> **GOAL OF THE EXERCISE**: Write out each record below exactly as it appears, with no pictures.

> **DATA FOR THIS EXERCISE**:
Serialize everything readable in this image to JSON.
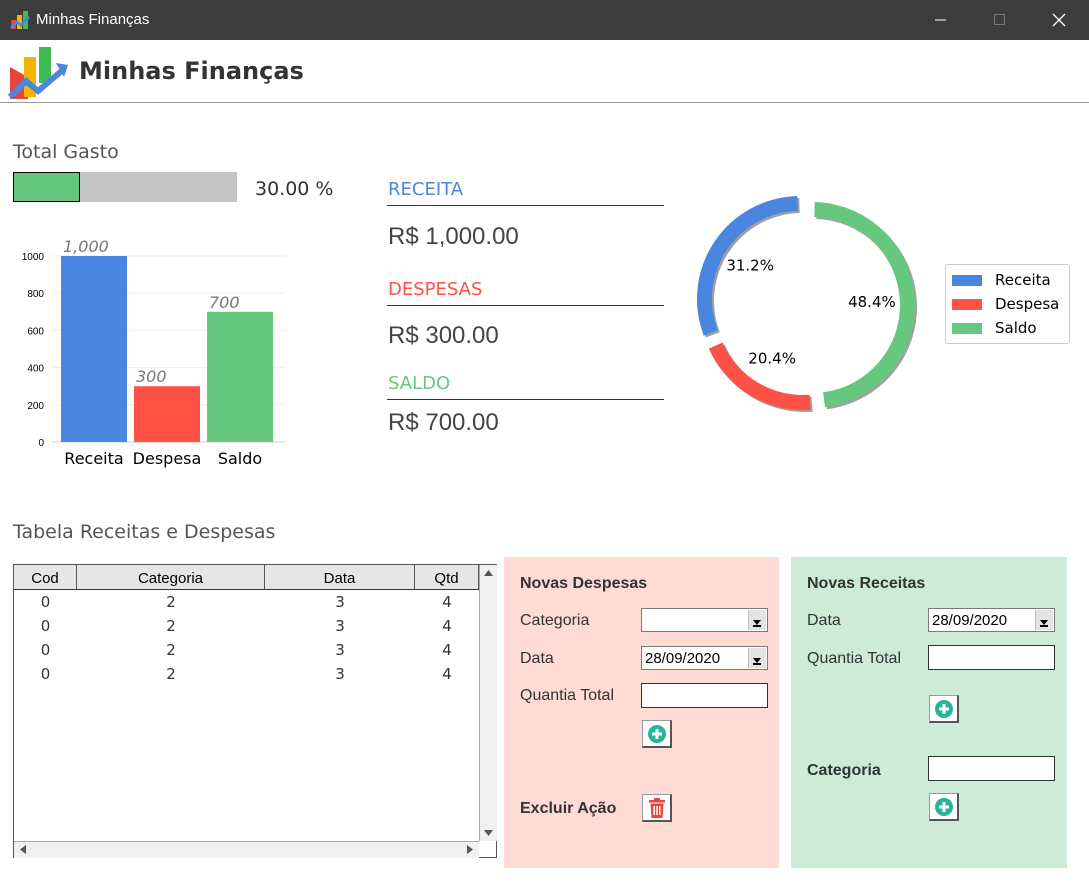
{
  "window": {
    "title": "Minhas Finanças",
    "app_name": "Minhas Finanças"
  },
  "total_gasto": {
    "title": "Total Gasto",
    "percent": 30.0,
    "label": "30.00 %"
  },
  "stats": {
    "receita": {
      "label": "RECEITA",
      "value": "R$ 1,000.00",
      "color": "#4a86e0"
    },
    "despesas": {
      "label": "DESPESAS",
      "value": "R$ 300.00",
      "color": "#ff5145"
    },
    "saldo": {
      "label": "SALDO",
      "value": "R$ 700.00",
      "color": "#66c77f"
    }
  },
  "chart_data": [
    {
      "type": "bar",
      "categories": [
        "Receita",
        "Despesa",
        "Saldo"
      ],
      "values": [
        1000,
        300,
        700
      ],
      "data_labels": [
        "1,000",
        "300",
        "700"
      ],
      "colors": [
        "#4a86e0",
        "#ff5145",
        "#66c77f"
      ],
      "ylim": [
        0,
        1000
      ],
      "yticks": [
        "0",
        "200",
        "400",
        "600",
        "800",
        "1000"
      ],
      "grid": true
    },
    {
      "type": "pie",
      "donut": true,
      "labels": [
        "Receita",
        "Despesa",
        "Saldo"
      ],
      "values": [
        31.2,
        20.4,
        48.4
      ],
      "data_labels": [
        "31.2%",
        "20.4%",
        "48.4%"
      ],
      "colors": [
        "#4a86e0",
        "#ff5145",
        "#66c77f"
      ],
      "legend_position": "right"
    }
  ],
  "table": {
    "title": "Tabela Receitas e Despesas",
    "columns": [
      "Cod",
      "Categoria",
      "Data",
      "Qtd"
    ],
    "rows": [
      [
        "0",
        "2",
        "3",
        "4"
      ],
      [
        "0",
        "2",
        "3",
        "4"
      ],
      [
        "0",
        "2",
        "3",
        "4"
      ],
      [
        "0",
        "2",
        "3",
        "4"
      ]
    ]
  },
  "novas_despesas": {
    "title": "Novas Despesas",
    "categoria_label": "Categoria",
    "categoria_value": "",
    "data_label": "Data",
    "data_value": "28/09/2020",
    "quantia_label": "Quantia Total",
    "quantia_value": "",
    "excluir_label": "Excluir Ação",
    "bg": "#ffdbd6"
  },
  "novas_receitas": {
    "title": "Novas Receitas",
    "data_label": "Data",
    "data_value": "28/09/2020",
    "quantia_label": "Quantia Total",
    "quantia_value": "",
    "categoria_label": "Categoria",
    "categoria_value": "",
    "bg": "#cdebd5"
  },
  "icons": {
    "add": "plus-circle-icon",
    "delete": "trash-icon",
    "minimize": "minimize-icon",
    "maximize": "maximize-icon",
    "close": "close-icon"
  }
}
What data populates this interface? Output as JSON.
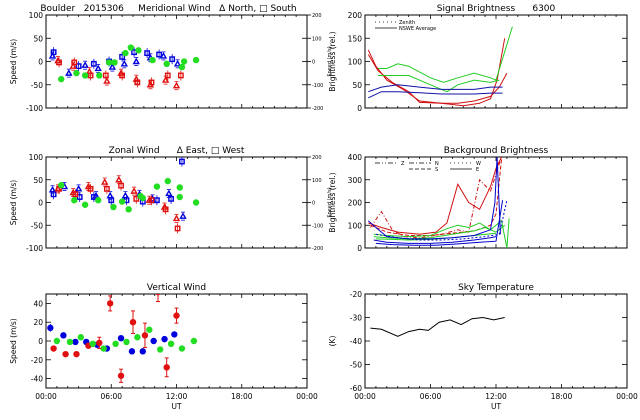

> **WORKED SOLUTION**:
Serialize everything readable in this image to JSON.
{
  "window": {
    "title": "Minhas Finanças",
    "app_name": "Minhas Finanças"
  },
  "total_gasto": {
    "title": "Total Gasto",
    "percent": 30.0,
    "label": "30.00 %"
  },
  "stats": {
    "receita": {
      "label": "RECEITA",
      "value": "R$ 1,000.00",
      "color": "#4a86e0"
    },
    "despesas": {
      "label": "DESPESAS",
      "value": "R$ 300.00",
      "color": "#ff5145"
    },
    "saldo": {
      "label": "SALDO",
      "value": "R$ 700.00",
      "color": "#66c77f"
    }
  },
  "chart_data": [
    {
      "type": "bar",
      "categories": [
        "Receita",
        "Despesa",
        "Saldo"
      ],
      "values": [
        1000,
        300,
        700
      ],
      "data_labels": [
        "1,000",
        "300",
        "700"
      ],
      "colors": [
        "#4a86e0",
        "#ff5145",
        "#66c77f"
      ],
      "ylim": [
        0,
        1000
      ],
      "yticks": [
        "0",
        "200",
        "400",
        "600",
        "800",
        "1000"
      ],
      "grid": true
    },
    {
      "type": "pie",
      "donut": true,
      "labels": [
        "Receita",
        "Despesa",
        "Saldo"
      ],
      "values": [
        31.2,
        20.4,
        48.4
      ],
      "data_labels": [
        "31.2%",
        "20.4%",
        "48.4%"
      ],
      "colors": [
        "#4a86e0",
        "#ff5145",
        "#66c77f"
      ],
      "legend_position": "right"
    }
  ],
  "table": {
    "title": "Tabela Receitas e Despesas",
    "columns": [
      "Cod",
      "Categoria",
      "Data",
      "Qtd"
    ],
    "rows": [
      [
        "0",
        "2",
        "3",
        "4"
      ],
      [
        "0",
        "2",
        "3",
        "4"
      ],
      [
        "0",
        "2",
        "3",
        "4"
      ],
      [
        "0",
        "2",
        "3",
        "4"
      ]
    ]
  },
  "novas_despesas": {
    "title": "Novas Despesas",
    "categoria_label": "Categoria",
    "categoria_value": "",
    "data_label": "Data",
    "data_value": "28/09/2020",
    "quantia_label": "Quantia Total",
    "quantia_value": "",
    "excluir_label": "Excluir Ação",
    "bg": "#ffdbd6"
  },
  "novas_receitas": {
    "title": "Novas Receitas",
    "data_label": "Data",
    "data_value": "28/09/2020",
    "quantia_label": "Quantia Total",
    "quantia_value": "",
    "categoria_label": "Categoria",
    "categoria_value": "",
    "bg": "#cdebd5"
  },
  "icons": {
    "add": "plus-circle-icon",
    "delete": "trash-icon",
    "minimize": "minimize-icon",
    "maximize": "maximize-icon",
    "close": "close-icon"
  }
}
What data populates this interface? Output as JSON.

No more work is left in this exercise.